(Some records)
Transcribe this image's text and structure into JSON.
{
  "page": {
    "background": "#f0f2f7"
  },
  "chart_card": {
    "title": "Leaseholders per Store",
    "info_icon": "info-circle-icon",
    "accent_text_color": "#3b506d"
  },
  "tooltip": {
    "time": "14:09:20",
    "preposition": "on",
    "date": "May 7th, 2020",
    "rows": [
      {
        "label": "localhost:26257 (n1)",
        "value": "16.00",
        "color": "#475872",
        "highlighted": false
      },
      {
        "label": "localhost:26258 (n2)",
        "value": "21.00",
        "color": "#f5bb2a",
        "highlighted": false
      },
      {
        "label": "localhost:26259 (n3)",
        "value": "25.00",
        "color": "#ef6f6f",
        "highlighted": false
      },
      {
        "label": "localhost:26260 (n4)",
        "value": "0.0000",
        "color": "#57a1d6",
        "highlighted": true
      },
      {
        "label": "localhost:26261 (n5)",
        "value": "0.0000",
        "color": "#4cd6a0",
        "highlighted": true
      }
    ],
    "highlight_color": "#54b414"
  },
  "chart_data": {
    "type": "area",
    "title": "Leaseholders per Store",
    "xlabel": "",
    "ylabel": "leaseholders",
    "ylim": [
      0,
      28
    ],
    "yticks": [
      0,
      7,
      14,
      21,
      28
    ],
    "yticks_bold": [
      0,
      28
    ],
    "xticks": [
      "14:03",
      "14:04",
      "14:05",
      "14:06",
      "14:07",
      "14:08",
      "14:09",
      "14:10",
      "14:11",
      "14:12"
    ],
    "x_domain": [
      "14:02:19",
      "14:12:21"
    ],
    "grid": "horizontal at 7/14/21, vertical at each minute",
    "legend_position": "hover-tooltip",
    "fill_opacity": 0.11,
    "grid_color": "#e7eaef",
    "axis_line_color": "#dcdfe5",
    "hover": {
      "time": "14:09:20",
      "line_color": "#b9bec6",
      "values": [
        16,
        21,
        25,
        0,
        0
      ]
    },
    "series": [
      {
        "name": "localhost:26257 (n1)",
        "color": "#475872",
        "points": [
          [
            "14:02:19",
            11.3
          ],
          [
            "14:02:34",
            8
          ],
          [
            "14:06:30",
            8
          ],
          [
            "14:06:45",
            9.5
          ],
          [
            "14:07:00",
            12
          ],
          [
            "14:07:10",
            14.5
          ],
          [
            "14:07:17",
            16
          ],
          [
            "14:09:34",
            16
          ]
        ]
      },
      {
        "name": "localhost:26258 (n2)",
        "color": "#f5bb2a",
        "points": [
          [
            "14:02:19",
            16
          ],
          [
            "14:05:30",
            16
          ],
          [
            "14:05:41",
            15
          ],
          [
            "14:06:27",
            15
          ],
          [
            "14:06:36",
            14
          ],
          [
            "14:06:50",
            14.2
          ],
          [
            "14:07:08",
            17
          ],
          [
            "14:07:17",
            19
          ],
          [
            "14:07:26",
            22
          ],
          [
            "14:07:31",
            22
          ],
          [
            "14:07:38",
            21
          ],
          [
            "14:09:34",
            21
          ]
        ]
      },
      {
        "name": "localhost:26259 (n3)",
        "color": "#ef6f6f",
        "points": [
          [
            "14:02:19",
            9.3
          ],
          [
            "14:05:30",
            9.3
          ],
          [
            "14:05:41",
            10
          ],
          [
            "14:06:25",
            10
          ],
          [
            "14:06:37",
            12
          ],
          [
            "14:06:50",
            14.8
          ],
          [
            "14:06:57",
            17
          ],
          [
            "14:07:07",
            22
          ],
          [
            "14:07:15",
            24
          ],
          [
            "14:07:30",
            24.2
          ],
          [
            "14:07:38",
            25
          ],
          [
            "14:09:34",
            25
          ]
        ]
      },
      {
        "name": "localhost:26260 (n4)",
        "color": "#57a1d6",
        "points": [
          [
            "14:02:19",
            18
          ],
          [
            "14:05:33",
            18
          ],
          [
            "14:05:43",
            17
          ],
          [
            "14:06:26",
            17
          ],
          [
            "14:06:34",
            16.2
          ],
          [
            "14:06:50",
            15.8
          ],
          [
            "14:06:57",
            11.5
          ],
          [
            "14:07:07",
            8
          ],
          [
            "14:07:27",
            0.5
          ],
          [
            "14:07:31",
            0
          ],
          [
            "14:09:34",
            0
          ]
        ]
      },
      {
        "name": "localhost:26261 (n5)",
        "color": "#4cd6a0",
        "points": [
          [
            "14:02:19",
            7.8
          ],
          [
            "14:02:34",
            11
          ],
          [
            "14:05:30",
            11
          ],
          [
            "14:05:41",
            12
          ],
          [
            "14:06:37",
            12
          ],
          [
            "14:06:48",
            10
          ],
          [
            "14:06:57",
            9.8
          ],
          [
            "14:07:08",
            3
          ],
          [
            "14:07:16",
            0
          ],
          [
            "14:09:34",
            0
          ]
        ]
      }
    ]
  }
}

■ TO DO
Transcribe the material exactly as it reads.

■ TASK RESULT
Transcribe this image's text and structure into JSON.
{
  "page": {
    "background": "#f0f2f7"
  },
  "chart_card": {
    "title": "Leaseholders per Store",
    "info_icon": "info-circle-icon",
    "accent_text_color": "#3b506d"
  },
  "tooltip": {
    "time": "14:09:20",
    "preposition": "on",
    "date": "May 7th, 2020",
    "rows": [
      {
        "label": "localhost:26257 (n1)",
        "value": "16.00",
        "color": "#475872",
        "highlighted": false
      },
      {
        "label": "localhost:26258 (n2)",
        "value": "21.00",
        "color": "#f5bb2a",
        "highlighted": false
      },
      {
        "label": "localhost:26259 (n3)",
        "value": "25.00",
        "color": "#ef6f6f",
        "highlighted": false
      },
      {
        "label": "localhost:26260 (n4)",
        "value": "0.0000",
        "color": "#57a1d6",
        "highlighted": true
      },
      {
        "label": "localhost:26261 (n5)",
        "value": "0.0000",
        "color": "#4cd6a0",
        "highlighted": true
      }
    ],
    "highlight_color": "#54b414"
  },
  "chart_data": {
    "type": "area",
    "title": "Leaseholders per Store",
    "xlabel": "",
    "ylabel": "leaseholders",
    "ylim": [
      0,
      28
    ],
    "yticks": [
      0,
      7,
      14,
      21,
      28
    ],
    "yticks_bold": [
      0,
      28
    ],
    "xticks": [
      "14:03",
      "14:04",
      "14:05",
      "14:06",
      "14:07",
      "14:08",
      "14:09",
      "14:10",
      "14:11",
      "14:12"
    ],
    "x_domain": [
      "14:02:19",
      "14:12:21"
    ],
    "grid": "horizontal at 7/14/21, vertical at each minute",
    "legend_position": "hover-tooltip",
    "fill_opacity": 0.11,
    "grid_color": "#e7eaef",
    "axis_line_color": "#dcdfe5",
    "hover": {
      "time": "14:09:20",
      "line_color": "#b9bec6",
      "values": [
        16,
        21,
        25,
        0,
        0
      ]
    },
    "series": [
      {
        "name": "localhost:26257 (n1)",
        "color": "#475872",
        "points": [
          [
            "14:02:19",
            11.3
          ],
          [
            "14:02:34",
            8
          ],
          [
            "14:06:30",
            8
          ],
          [
            "14:06:45",
            9.5
          ],
          [
            "14:07:00",
            12
          ],
          [
            "14:07:10",
            14.5
          ],
          [
            "14:07:17",
            16
          ],
          [
            "14:09:34",
            16
          ]
        ]
      },
      {
        "name": "localhost:26258 (n2)",
        "color": "#f5bb2a",
        "points": [
          [
            "14:02:19",
            16
          ],
          [
            "14:05:30",
            16
          ],
          [
            "14:05:41",
            15
          ],
          [
            "14:06:27",
            15
          ],
          [
            "14:06:36",
            14
          ],
          [
            "14:06:50",
            14.2
          ],
          [
            "14:07:08",
            17
          ],
          [
            "14:07:17",
            19
          ],
          [
            "14:07:26",
            22
          ],
          [
            "14:07:31",
            22
          ],
          [
            "14:07:38",
            21
          ],
          [
            "14:09:34",
            21
          ]
        ]
      },
      {
        "name": "localhost:26259 (n3)",
        "color": "#ef6f6f",
        "points": [
          [
            "14:02:19",
            9.3
          ],
          [
            "14:05:30",
            9.3
          ],
          [
            "14:05:41",
            10
          ],
          [
            "14:06:25",
            10
          ],
          [
            "14:06:37",
            12
          ],
          [
            "14:06:50",
            14.8
          ],
          [
            "14:06:57",
            17
          ],
          [
            "14:07:07",
            22
          ],
          [
            "14:07:15",
            24
          ],
          [
            "14:07:30",
            24.2
          ],
          [
            "14:07:38",
            25
          ],
          [
            "14:09:34",
            25
          ]
        ]
      },
      {
        "name": "localhost:26260 (n4)",
        "color": "#57a1d6",
        "points": [
          [
            "14:02:19",
            18
          ],
          [
            "14:05:33",
            18
          ],
          [
            "14:05:43",
            17
          ],
          [
            "14:06:26",
            17
          ],
          [
            "14:06:34",
            16.2
          ],
          [
            "14:06:50",
            15.8
          ],
          [
            "14:06:57",
            11.5
          ],
          [
            "14:07:07",
            8
          ],
          [
            "14:07:27",
            0.5
          ],
          [
            "14:07:31",
            0
          ],
          [
            "14:09:34",
            0
          ]
        ]
      },
      {
        "name": "localhost:26261 (n5)",
        "color": "#4cd6a0",
        "points": [
          [
            "14:02:19",
            7.8
          ],
          [
            "14:02:34",
            11
          ],
          [
            "14:05:30",
            11
          ],
          [
            "14:05:41",
            12
          ],
          [
            "14:06:37",
            12
          ],
          [
            "14:06:48",
            10
          ],
          [
            "14:06:57",
            9.8
          ],
          [
            "14:07:08",
            3
          ],
          [
            "14:07:16",
            0
          ],
          [
            "14:09:34",
            0
          ]
        ]
      }
    ]
  }
}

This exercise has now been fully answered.